[Start of Dataset rows]

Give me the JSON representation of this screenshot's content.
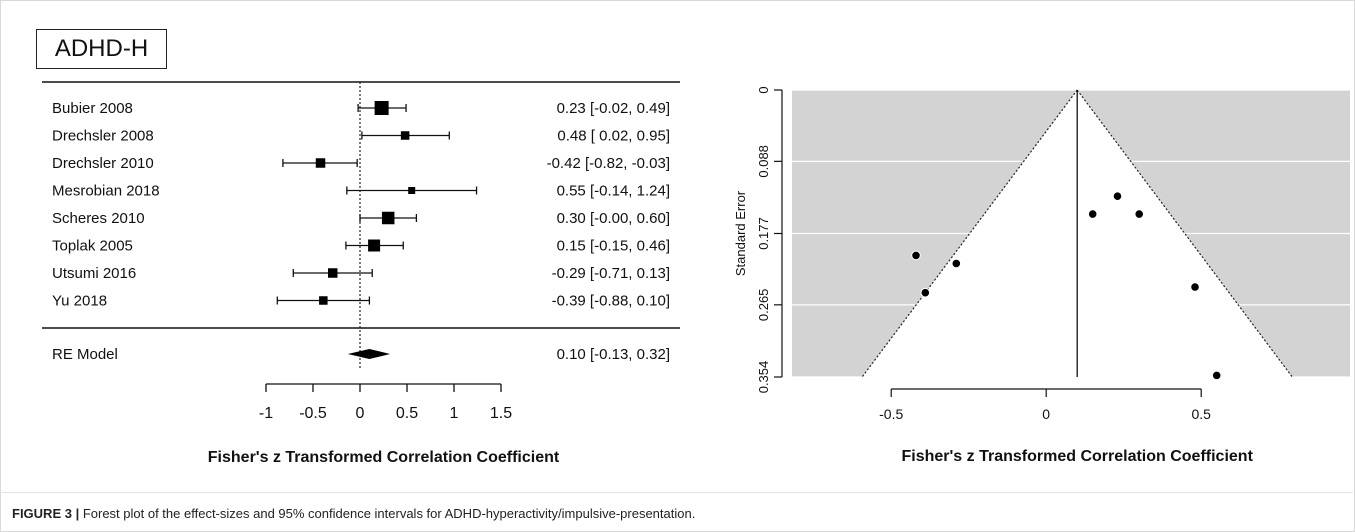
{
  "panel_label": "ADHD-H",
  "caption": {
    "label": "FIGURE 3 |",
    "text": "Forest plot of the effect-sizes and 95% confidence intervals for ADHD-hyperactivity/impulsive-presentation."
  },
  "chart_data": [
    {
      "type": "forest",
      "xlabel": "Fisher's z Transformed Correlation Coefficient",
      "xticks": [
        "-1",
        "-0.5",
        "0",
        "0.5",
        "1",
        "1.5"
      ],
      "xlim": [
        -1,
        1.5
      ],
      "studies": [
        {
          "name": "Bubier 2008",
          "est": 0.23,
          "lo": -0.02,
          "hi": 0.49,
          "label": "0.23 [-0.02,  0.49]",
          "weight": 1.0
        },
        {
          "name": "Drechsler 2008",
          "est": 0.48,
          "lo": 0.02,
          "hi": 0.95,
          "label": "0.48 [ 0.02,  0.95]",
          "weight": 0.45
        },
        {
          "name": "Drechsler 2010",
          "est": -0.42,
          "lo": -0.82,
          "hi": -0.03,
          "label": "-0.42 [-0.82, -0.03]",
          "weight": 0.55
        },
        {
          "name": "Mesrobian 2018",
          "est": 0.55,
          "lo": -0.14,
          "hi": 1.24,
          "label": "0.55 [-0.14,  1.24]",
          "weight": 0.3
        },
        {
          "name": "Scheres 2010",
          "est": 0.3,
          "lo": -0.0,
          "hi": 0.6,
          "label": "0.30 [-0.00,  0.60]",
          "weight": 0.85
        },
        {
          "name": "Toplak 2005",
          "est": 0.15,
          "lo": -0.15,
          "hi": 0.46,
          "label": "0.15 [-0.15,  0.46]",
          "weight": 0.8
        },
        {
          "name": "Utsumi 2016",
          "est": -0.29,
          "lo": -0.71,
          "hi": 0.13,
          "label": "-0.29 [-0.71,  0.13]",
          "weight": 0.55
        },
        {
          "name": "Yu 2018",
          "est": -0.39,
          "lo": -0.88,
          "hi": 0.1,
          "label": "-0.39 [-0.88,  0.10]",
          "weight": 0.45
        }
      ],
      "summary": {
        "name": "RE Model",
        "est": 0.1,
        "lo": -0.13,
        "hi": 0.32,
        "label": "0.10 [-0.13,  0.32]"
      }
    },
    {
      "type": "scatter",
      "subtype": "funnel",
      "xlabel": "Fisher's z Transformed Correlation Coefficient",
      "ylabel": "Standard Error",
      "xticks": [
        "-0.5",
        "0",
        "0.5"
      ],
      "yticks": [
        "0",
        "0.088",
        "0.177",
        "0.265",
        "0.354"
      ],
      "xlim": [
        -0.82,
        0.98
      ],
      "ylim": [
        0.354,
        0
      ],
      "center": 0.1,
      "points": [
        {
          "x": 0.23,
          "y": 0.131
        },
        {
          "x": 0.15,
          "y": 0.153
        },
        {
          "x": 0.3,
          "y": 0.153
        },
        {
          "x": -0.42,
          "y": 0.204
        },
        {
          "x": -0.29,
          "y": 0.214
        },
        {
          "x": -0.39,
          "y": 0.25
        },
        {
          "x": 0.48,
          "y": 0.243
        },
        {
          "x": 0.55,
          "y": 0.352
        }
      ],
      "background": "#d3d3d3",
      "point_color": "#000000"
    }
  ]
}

[End of Dataset rows]

## [What you should do]
Verbatim reproduction of every record is required; images are left out.

## [The output]
Give me the JSON representation of this screenshot's content.
{
  "panel_label": "ADHD-H",
  "caption": {
    "label": "FIGURE 3 |",
    "text": "Forest plot of the effect-sizes and 95% confidence intervals for ADHD-hyperactivity/impulsive-presentation."
  },
  "chart_data": [
    {
      "type": "forest",
      "xlabel": "Fisher's z Transformed Correlation Coefficient",
      "xticks": [
        "-1",
        "-0.5",
        "0",
        "0.5",
        "1",
        "1.5"
      ],
      "xlim": [
        -1,
        1.5
      ],
      "studies": [
        {
          "name": "Bubier 2008",
          "est": 0.23,
          "lo": -0.02,
          "hi": 0.49,
          "label": "0.23 [-0.02,  0.49]",
          "weight": 1.0
        },
        {
          "name": "Drechsler 2008",
          "est": 0.48,
          "lo": 0.02,
          "hi": 0.95,
          "label": "0.48 [ 0.02,  0.95]",
          "weight": 0.45
        },
        {
          "name": "Drechsler 2010",
          "est": -0.42,
          "lo": -0.82,
          "hi": -0.03,
          "label": "-0.42 [-0.82, -0.03]",
          "weight": 0.55
        },
        {
          "name": "Mesrobian 2018",
          "est": 0.55,
          "lo": -0.14,
          "hi": 1.24,
          "label": "0.55 [-0.14,  1.24]",
          "weight": 0.3
        },
        {
          "name": "Scheres 2010",
          "est": 0.3,
          "lo": -0.0,
          "hi": 0.6,
          "label": "0.30 [-0.00,  0.60]",
          "weight": 0.85
        },
        {
          "name": "Toplak 2005",
          "est": 0.15,
          "lo": -0.15,
          "hi": 0.46,
          "label": "0.15 [-0.15,  0.46]",
          "weight": 0.8
        },
        {
          "name": "Utsumi 2016",
          "est": -0.29,
          "lo": -0.71,
          "hi": 0.13,
          "label": "-0.29 [-0.71,  0.13]",
          "weight": 0.55
        },
        {
          "name": "Yu 2018",
          "est": -0.39,
          "lo": -0.88,
          "hi": 0.1,
          "label": "-0.39 [-0.88,  0.10]",
          "weight": 0.45
        }
      ],
      "summary": {
        "name": "RE Model",
        "est": 0.1,
        "lo": -0.13,
        "hi": 0.32,
        "label": "0.10 [-0.13,  0.32]"
      }
    },
    {
      "type": "scatter",
      "subtype": "funnel",
      "xlabel": "Fisher's z Transformed Correlation Coefficient",
      "ylabel": "Standard Error",
      "xticks": [
        "-0.5",
        "0",
        "0.5"
      ],
      "yticks": [
        "0",
        "0.088",
        "0.177",
        "0.265",
        "0.354"
      ],
      "xlim": [
        -0.82,
        0.98
      ],
      "ylim": [
        0.354,
        0
      ],
      "center": 0.1,
      "points": [
        {
          "x": 0.23,
          "y": 0.131
        },
        {
          "x": 0.15,
          "y": 0.153
        },
        {
          "x": 0.3,
          "y": 0.153
        },
        {
          "x": -0.42,
          "y": 0.204
        },
        {
          "x": -0.29,
          "y": 0.214
        },
        {
          "x": -0.39,
          "y": 0.25
        },
        {
          "x": 0.48,
          "y": 0.243
        },
        {
          "x": 0.55,
          "y": 0.352
        }
      ],
      "background": "#d3d3d3",
      "point_color": "#000000"
    }
  ]
}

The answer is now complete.